* Materials provided
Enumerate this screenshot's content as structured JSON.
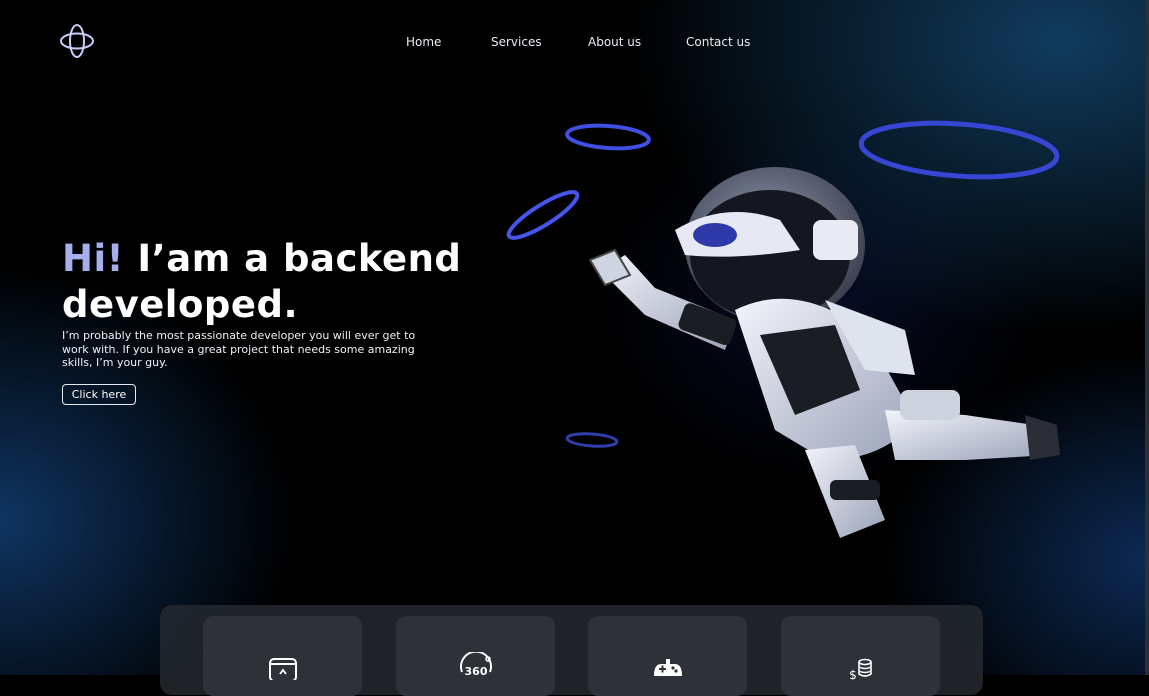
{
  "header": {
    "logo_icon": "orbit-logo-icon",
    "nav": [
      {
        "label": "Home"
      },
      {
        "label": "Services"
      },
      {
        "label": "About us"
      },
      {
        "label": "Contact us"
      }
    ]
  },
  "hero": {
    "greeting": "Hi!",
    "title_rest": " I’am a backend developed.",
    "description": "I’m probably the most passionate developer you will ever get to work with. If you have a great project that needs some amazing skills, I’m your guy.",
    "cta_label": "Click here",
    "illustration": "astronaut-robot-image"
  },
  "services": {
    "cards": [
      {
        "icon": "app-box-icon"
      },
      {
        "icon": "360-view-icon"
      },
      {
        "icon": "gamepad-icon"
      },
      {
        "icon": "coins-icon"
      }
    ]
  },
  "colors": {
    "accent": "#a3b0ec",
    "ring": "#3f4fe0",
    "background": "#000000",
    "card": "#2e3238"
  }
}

...

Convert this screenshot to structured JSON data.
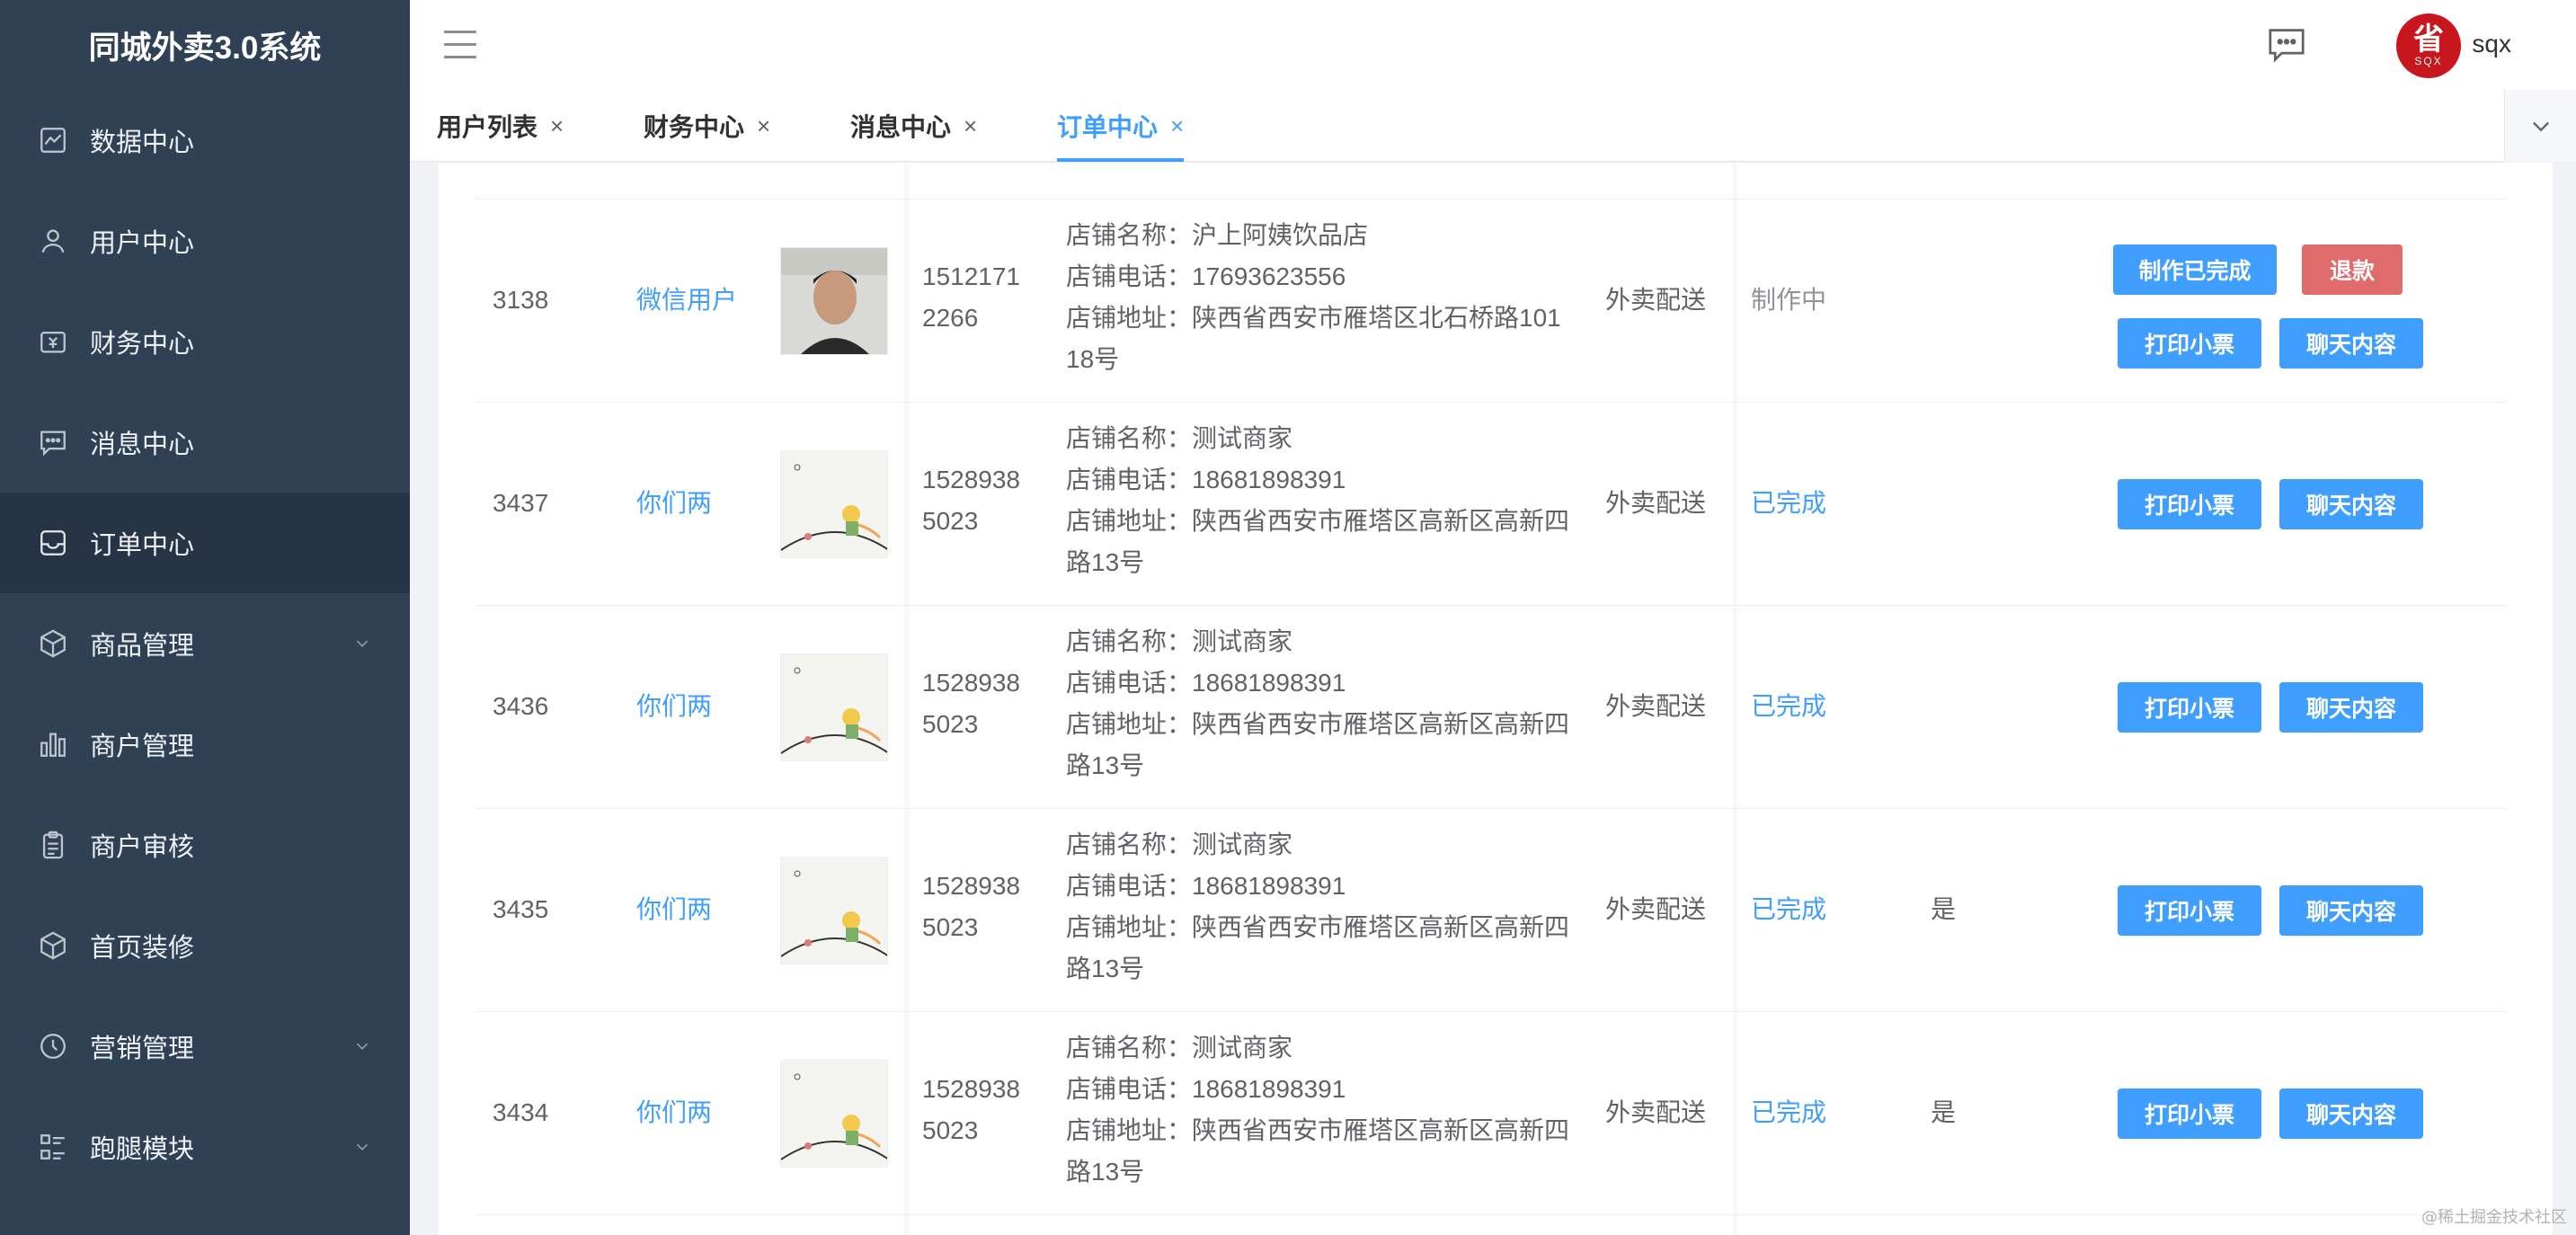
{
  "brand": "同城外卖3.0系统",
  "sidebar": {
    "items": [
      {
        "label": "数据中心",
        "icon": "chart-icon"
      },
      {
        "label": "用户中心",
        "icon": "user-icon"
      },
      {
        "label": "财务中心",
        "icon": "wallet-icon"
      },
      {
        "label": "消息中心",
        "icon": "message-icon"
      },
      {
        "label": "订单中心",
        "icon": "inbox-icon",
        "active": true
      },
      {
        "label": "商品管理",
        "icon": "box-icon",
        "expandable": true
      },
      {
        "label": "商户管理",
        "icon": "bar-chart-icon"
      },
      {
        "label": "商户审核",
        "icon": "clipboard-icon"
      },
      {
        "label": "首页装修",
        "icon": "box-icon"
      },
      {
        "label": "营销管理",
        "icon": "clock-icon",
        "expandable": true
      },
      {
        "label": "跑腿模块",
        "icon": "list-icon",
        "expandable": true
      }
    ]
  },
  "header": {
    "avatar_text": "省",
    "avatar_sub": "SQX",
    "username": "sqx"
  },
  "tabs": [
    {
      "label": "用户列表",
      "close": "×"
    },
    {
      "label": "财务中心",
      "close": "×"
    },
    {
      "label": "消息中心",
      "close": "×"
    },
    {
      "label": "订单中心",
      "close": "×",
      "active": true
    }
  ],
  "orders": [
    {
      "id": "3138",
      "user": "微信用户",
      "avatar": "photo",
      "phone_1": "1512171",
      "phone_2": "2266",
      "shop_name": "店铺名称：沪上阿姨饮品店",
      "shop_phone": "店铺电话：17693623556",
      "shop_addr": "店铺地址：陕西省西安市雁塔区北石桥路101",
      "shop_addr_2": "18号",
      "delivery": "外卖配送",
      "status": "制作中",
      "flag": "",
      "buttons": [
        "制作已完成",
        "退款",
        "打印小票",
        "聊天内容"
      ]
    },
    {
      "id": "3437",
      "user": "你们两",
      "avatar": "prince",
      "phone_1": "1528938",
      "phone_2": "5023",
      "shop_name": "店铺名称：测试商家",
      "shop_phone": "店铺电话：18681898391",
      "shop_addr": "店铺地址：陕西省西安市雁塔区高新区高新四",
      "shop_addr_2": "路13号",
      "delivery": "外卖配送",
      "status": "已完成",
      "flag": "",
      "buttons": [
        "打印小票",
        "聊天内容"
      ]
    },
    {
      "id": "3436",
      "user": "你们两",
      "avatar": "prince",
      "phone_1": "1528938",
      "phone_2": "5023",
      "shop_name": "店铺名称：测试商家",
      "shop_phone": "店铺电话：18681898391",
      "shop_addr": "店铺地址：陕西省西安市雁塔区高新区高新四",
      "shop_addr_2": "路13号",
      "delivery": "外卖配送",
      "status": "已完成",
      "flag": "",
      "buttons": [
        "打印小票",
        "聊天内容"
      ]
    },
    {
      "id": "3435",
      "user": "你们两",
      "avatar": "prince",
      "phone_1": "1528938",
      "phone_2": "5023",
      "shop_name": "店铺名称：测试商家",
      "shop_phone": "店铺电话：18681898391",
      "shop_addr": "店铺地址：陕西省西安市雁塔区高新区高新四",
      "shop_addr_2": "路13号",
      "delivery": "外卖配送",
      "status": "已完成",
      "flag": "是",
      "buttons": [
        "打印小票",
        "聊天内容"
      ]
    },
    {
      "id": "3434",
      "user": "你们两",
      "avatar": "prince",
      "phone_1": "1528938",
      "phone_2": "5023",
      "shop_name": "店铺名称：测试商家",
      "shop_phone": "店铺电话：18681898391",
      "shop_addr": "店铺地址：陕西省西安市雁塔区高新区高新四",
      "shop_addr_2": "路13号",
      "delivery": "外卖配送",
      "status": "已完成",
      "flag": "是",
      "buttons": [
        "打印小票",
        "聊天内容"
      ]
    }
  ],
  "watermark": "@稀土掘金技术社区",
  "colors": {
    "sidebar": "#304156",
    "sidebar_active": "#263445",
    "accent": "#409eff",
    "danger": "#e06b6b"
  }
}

* Directions for this task
Write out every line of the preceding listing that contains "structured".

* Expected output
Enumerate this screenshot's content as structured JSON.
Convert this screenshot to structured JSON data.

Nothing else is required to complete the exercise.